------ EXTRAIT DU DOCUMENT ------
Au début de ma pratique, je faisais exclusivement du droit criminel puis je me suis rendue compte que le droit carcéral était un domaine qu’on connaissait peu comme avocat criminaliste.
C’est un champ en pleine expansion, notamment en ce qui concerne la reconnaissance des droits des détenus.
Justement, en tant qu’avocate en droit carcéral, comment intervenez-vous concrètement auprès des détenus? Quel est votre rôle au quotidien?
Le droit carcéral, c’est un domaine très particulier, un mélange de criminologie, de droit criminel et de droit administratif. Il faut donc connaître un peu chacun de ces domaines pour bien intervenir. Ce n’est pas un droit purement technique ou juridique : il y a aussi tout un aspect humain à considérer.
Contrairement au droit criminel où on se concentre sur des éléments comme l’actus reus et le mens rea, en droit carcéral, on s’intéresse davantage à la personne. On va chercher à comprendre pourquoi elle a posé tel geste, ce qu’elle en pense aujourd’hui, comment elle évolue. On travaille beaucoup dans une optique de réinsertion sociale et de réhabilitation.
Est-ce que vous êtes également impliquée dans le suivi de la santé mentale des détenus?
------
--- ACTION À MENER ---
Recopiez mot pour mot, s'il vous plaît, le passage de l'extrait sur le droit carcéral qui commence aux mots « Le droit carcéral, c’est » et s'arrête après « et de réhabilitation. ».
------ ENTRÉES DU CORPUS ------
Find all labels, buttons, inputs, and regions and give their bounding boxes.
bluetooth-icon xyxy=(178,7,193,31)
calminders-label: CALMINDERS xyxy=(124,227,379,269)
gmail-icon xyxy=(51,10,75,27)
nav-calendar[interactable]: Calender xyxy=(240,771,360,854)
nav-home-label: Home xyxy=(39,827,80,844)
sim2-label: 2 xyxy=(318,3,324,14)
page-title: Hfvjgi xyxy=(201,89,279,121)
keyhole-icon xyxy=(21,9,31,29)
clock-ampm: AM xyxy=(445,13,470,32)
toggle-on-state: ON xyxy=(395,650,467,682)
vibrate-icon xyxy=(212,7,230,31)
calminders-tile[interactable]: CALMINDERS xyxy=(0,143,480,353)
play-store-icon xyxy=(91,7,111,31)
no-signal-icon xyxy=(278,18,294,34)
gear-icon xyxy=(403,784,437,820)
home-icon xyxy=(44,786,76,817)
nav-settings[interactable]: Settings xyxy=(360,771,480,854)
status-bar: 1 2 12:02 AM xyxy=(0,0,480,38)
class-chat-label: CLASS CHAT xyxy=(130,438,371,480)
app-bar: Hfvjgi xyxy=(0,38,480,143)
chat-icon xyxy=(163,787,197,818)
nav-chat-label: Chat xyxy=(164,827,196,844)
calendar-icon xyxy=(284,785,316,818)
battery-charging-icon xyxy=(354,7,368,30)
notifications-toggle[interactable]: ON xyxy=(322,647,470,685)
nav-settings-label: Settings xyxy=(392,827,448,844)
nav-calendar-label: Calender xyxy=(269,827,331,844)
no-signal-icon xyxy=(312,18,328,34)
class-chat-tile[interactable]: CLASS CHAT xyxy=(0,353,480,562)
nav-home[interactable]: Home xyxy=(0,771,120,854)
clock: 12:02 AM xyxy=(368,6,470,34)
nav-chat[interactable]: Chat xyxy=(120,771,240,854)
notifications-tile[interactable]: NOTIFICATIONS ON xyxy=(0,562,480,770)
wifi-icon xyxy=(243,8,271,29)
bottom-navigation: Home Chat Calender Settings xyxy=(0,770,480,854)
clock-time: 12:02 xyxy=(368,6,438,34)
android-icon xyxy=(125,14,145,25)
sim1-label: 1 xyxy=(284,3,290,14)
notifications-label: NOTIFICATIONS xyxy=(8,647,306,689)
------
--- RÉSULTAT DE L'EXERCICE ---
Le droit carcéral, c’est un domaine très particulier, un mélange de criminologie, de droit criminel et de droit administratif. Il faut donc connaître un peu chacun de ces domaines pour bien intervenir. Ce n’est pas un droit purement technique ou juridique : il y a aussi tout un aspect humain à considérer.
Contrairement au droit criminel où on se concentre sur des éléments comme l’actus reus et le mens rea, en droit carcéral, on s’intéresse davantage à la personne. On va chercher à comprendre pourquoi elle a posé tel geste, ce qu’elle en pense aujourd’hui, comment elle évolue. On travaille beaucoup dans une optique de réinsertion sociale et de réhabilitation.